Document page transcription items:

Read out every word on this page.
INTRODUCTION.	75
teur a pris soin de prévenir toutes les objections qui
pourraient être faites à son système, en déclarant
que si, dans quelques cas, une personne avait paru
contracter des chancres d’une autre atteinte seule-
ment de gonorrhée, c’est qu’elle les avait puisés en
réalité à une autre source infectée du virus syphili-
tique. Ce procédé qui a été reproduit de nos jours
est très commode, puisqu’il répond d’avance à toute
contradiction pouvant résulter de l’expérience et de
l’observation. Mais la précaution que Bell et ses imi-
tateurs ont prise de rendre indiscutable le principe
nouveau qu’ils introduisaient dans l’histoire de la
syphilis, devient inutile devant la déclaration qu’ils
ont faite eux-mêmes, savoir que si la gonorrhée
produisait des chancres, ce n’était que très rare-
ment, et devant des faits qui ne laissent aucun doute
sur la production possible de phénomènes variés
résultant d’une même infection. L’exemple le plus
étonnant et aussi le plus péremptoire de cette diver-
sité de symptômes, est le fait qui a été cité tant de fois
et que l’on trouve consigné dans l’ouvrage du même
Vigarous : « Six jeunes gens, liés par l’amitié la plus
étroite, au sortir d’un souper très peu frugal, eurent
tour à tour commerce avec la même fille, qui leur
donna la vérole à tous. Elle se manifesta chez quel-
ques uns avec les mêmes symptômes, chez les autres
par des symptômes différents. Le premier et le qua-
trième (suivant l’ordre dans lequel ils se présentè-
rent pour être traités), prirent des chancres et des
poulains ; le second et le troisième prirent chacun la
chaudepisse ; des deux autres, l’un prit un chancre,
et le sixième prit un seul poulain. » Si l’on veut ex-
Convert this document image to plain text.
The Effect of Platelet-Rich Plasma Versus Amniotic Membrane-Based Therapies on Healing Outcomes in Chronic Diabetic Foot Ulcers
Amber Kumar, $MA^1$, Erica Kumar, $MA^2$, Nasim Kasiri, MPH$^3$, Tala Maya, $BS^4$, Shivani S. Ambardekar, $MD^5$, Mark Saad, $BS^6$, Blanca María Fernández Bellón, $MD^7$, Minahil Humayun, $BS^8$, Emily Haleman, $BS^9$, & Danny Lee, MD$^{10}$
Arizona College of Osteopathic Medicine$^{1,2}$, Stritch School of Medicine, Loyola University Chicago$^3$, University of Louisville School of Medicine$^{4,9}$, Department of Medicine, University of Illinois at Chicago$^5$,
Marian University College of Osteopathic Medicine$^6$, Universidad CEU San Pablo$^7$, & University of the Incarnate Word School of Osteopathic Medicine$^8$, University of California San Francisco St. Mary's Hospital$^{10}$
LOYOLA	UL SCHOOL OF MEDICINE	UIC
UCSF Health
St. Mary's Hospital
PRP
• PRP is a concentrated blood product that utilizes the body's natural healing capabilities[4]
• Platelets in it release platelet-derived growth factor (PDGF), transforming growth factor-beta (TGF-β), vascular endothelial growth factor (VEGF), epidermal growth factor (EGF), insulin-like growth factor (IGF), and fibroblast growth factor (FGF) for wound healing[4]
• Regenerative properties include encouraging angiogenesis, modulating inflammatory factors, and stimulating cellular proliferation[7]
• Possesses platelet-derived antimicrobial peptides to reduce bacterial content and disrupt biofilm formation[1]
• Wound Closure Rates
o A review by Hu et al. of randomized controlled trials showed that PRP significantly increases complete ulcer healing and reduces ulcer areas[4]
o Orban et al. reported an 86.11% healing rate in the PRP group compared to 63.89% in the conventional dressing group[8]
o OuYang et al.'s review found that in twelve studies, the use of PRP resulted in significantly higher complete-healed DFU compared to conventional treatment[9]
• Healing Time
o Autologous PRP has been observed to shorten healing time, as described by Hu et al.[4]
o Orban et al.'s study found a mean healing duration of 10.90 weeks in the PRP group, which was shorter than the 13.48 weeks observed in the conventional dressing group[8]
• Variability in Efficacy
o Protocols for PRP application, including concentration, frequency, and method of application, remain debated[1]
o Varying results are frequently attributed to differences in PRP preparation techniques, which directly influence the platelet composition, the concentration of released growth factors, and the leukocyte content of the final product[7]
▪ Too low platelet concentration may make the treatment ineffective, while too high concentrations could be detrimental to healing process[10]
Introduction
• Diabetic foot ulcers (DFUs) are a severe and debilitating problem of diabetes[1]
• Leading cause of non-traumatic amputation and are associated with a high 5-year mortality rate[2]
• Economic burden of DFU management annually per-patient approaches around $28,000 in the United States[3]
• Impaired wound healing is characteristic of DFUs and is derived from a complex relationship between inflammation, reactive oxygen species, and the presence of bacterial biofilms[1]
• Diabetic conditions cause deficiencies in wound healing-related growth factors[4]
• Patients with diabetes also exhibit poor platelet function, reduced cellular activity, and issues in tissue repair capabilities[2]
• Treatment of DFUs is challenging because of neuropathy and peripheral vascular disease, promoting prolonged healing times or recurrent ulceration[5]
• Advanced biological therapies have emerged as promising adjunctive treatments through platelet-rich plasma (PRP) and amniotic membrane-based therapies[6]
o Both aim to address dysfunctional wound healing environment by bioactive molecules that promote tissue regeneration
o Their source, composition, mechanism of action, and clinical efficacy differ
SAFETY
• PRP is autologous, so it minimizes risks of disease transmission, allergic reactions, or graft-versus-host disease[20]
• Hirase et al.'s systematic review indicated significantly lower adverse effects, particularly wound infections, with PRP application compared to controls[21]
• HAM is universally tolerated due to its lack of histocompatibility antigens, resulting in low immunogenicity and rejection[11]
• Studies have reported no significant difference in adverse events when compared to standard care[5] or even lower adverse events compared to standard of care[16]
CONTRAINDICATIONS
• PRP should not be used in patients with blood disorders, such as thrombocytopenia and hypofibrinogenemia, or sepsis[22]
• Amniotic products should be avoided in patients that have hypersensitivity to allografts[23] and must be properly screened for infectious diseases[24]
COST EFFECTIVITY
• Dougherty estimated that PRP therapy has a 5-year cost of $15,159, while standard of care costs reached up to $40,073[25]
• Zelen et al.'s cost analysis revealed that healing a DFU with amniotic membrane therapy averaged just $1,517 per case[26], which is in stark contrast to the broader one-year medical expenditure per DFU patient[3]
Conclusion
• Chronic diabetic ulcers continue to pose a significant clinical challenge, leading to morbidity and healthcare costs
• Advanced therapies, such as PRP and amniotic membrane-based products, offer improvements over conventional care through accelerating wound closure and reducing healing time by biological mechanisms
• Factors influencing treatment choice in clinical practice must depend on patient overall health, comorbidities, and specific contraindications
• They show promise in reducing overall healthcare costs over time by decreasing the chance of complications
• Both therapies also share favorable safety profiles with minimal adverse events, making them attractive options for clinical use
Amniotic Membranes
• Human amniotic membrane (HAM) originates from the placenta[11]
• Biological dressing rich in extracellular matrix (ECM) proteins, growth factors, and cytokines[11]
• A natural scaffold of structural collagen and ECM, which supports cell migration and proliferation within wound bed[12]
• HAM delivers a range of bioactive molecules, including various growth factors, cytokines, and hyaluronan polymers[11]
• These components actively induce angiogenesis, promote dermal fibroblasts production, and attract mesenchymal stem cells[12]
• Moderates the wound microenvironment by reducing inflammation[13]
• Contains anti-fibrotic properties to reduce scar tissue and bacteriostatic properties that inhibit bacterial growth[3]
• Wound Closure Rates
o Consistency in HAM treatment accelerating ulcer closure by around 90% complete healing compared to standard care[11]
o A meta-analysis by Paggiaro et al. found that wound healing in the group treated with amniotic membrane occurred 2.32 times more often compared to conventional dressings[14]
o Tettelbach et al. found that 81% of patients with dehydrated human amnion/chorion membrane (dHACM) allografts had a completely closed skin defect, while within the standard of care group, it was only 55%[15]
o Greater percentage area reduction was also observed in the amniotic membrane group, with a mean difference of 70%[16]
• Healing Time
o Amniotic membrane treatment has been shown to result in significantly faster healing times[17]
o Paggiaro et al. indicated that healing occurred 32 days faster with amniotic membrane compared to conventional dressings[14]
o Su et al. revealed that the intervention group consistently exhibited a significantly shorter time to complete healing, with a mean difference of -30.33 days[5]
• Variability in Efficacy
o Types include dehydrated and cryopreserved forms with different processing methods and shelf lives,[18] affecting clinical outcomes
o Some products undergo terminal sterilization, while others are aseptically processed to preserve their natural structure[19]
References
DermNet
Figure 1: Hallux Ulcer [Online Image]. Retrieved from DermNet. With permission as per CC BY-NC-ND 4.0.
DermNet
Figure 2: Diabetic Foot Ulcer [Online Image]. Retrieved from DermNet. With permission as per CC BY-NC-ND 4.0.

● REQUIRED WORK
Every line that contains the string "include" should be copied from the records.

● RESULT FOR THIS TASK
• Regenerative properties include encouraging angiogenesis, modulating inflammatory factors, and stimulating cellular proliferation[7]
o Types include dehydrated and cryopreserved forms with different processing methods and shelf lives,[18] affecting clinical outcomes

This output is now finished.